(TASK PROMPT):
Find every line with "全新原装" in it, then report how many there are and nothing more.

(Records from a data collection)
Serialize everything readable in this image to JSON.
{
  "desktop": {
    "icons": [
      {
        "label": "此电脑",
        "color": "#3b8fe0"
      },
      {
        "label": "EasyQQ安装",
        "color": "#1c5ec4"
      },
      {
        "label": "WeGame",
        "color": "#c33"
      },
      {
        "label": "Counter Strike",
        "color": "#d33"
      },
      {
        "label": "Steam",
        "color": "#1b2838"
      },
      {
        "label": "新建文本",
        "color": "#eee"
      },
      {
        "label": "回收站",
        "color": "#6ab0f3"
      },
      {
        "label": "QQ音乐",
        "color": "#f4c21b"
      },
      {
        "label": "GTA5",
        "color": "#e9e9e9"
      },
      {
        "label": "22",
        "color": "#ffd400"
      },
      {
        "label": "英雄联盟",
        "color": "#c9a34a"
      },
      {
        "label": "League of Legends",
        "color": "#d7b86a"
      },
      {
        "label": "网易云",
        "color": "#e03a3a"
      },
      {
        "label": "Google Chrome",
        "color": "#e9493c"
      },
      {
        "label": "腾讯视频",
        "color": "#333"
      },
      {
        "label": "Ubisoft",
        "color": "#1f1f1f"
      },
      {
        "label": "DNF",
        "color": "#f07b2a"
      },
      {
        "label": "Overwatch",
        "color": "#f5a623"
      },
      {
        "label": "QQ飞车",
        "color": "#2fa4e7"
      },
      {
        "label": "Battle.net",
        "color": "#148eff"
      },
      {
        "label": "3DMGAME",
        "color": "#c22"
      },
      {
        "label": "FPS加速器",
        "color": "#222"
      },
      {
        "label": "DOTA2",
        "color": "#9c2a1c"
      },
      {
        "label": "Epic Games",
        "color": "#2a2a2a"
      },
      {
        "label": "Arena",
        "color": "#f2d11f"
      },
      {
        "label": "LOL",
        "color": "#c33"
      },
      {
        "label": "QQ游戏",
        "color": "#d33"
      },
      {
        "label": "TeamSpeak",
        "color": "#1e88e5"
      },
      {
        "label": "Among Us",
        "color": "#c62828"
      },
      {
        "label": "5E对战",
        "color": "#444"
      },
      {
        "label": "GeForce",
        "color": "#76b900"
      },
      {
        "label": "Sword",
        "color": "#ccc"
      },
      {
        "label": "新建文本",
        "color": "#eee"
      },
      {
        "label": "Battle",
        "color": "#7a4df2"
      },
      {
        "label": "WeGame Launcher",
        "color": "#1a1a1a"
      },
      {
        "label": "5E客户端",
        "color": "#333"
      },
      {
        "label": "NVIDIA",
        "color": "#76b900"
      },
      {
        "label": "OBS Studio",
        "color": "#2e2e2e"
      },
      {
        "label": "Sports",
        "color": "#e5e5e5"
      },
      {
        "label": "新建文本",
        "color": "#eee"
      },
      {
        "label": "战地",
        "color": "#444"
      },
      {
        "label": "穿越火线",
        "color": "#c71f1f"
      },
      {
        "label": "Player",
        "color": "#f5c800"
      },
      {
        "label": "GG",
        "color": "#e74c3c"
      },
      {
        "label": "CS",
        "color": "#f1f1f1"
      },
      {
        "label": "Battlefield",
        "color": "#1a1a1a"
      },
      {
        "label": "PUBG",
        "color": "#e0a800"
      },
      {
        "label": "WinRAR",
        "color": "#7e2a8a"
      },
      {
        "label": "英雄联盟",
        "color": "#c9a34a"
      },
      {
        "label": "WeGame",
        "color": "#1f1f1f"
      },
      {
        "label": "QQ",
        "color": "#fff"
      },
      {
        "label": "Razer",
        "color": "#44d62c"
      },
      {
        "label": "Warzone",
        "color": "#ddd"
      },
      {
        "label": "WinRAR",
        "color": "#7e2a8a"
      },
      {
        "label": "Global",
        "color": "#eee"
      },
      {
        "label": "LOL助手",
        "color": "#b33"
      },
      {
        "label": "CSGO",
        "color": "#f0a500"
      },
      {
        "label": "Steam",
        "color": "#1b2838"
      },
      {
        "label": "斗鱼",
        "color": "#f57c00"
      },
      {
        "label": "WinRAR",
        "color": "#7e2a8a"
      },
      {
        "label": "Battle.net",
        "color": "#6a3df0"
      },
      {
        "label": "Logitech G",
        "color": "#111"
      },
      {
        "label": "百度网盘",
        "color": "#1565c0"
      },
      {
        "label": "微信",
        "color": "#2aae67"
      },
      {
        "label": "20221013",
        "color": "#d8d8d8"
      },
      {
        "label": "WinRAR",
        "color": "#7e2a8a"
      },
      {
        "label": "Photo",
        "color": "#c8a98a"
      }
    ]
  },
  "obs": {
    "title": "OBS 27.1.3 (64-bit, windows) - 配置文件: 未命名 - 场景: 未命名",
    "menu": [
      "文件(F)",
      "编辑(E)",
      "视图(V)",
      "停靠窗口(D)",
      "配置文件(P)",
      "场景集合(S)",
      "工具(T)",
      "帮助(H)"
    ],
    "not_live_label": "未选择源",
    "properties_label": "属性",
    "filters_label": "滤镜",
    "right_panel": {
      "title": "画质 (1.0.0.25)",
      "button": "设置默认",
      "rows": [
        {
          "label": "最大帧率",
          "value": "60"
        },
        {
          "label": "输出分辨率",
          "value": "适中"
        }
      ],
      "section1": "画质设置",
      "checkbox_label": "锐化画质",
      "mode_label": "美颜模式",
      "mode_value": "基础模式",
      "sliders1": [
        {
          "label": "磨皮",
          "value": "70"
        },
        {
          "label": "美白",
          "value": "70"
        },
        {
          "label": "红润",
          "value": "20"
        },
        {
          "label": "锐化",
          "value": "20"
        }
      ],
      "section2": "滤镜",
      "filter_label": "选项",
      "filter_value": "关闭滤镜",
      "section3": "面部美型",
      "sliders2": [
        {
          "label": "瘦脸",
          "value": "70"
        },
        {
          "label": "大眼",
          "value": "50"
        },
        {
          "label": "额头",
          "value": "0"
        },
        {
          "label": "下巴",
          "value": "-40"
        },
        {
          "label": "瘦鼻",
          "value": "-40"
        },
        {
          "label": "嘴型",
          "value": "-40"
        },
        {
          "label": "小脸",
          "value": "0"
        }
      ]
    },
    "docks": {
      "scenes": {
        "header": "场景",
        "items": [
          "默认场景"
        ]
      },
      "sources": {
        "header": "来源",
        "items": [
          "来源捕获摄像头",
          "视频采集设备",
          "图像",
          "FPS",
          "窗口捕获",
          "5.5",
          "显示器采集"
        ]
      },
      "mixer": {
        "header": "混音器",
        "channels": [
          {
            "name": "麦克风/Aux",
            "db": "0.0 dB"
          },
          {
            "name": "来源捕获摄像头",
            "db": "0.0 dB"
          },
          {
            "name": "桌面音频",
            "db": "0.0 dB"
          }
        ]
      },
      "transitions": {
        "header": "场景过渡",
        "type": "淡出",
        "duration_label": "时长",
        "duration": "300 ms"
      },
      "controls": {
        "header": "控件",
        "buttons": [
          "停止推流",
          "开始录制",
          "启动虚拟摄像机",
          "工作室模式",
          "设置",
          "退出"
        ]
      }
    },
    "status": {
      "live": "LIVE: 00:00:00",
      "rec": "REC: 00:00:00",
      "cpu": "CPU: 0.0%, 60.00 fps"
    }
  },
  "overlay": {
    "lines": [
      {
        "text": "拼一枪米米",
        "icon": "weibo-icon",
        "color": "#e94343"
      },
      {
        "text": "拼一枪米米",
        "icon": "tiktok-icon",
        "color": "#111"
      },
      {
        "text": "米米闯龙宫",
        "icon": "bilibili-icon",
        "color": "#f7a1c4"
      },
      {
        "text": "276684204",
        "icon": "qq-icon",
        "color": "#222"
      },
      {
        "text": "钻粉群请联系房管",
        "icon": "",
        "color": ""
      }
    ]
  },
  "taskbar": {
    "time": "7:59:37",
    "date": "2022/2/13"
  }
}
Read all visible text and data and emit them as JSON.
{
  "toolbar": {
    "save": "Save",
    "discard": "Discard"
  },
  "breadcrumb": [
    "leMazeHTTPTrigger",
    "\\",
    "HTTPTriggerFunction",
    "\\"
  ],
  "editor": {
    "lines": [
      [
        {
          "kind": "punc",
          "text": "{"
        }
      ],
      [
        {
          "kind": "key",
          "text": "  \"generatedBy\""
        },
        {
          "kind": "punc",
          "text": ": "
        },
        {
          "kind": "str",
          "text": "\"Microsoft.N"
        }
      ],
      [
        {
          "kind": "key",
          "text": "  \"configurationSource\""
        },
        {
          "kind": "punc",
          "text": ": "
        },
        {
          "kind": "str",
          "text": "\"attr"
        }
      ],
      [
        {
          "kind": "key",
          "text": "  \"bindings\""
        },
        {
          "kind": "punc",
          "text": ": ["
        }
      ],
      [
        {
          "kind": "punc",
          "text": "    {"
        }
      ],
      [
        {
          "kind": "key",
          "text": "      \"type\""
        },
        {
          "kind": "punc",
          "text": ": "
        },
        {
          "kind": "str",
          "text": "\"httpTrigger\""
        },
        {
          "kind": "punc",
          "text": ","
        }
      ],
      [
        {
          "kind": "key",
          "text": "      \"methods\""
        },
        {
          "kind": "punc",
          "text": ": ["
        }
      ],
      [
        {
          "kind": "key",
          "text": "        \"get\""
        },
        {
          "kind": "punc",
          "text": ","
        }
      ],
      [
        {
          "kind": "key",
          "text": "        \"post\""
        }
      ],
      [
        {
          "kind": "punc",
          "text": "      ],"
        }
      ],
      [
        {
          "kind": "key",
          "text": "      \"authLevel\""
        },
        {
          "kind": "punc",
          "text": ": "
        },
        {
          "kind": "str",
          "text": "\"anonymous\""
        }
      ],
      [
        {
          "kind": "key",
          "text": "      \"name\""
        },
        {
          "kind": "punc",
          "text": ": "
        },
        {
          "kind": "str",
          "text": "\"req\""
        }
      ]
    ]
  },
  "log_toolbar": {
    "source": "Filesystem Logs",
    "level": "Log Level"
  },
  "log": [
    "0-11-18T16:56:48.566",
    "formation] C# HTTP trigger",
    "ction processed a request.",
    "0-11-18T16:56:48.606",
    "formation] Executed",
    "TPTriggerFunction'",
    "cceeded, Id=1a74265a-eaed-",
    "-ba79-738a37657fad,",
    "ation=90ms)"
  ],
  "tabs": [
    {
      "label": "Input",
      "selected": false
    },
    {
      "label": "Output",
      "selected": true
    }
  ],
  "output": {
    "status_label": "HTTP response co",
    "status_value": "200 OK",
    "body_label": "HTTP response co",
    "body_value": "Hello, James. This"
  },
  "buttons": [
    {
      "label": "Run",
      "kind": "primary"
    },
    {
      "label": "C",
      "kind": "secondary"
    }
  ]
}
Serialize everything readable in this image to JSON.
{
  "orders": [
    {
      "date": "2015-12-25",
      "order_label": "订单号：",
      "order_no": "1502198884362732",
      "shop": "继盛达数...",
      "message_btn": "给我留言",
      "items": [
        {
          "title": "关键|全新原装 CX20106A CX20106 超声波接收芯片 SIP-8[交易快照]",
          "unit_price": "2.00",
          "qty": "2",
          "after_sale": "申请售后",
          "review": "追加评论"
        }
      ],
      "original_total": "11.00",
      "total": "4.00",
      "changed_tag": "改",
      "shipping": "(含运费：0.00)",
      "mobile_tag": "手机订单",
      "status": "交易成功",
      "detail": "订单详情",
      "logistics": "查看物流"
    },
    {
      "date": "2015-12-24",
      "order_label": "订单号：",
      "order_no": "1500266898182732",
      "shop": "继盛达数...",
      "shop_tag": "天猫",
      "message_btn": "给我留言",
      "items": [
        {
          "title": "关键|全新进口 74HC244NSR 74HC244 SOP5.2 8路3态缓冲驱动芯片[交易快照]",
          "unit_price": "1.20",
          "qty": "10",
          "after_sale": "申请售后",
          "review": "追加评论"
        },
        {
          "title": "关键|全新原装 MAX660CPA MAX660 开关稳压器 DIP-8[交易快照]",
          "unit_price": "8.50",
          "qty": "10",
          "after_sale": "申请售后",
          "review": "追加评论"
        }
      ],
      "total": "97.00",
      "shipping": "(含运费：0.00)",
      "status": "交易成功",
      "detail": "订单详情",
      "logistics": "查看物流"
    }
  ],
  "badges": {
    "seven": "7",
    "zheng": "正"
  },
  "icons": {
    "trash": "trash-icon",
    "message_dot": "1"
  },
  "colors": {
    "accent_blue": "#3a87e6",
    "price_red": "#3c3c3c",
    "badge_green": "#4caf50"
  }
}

(CORRECT RESULT):
2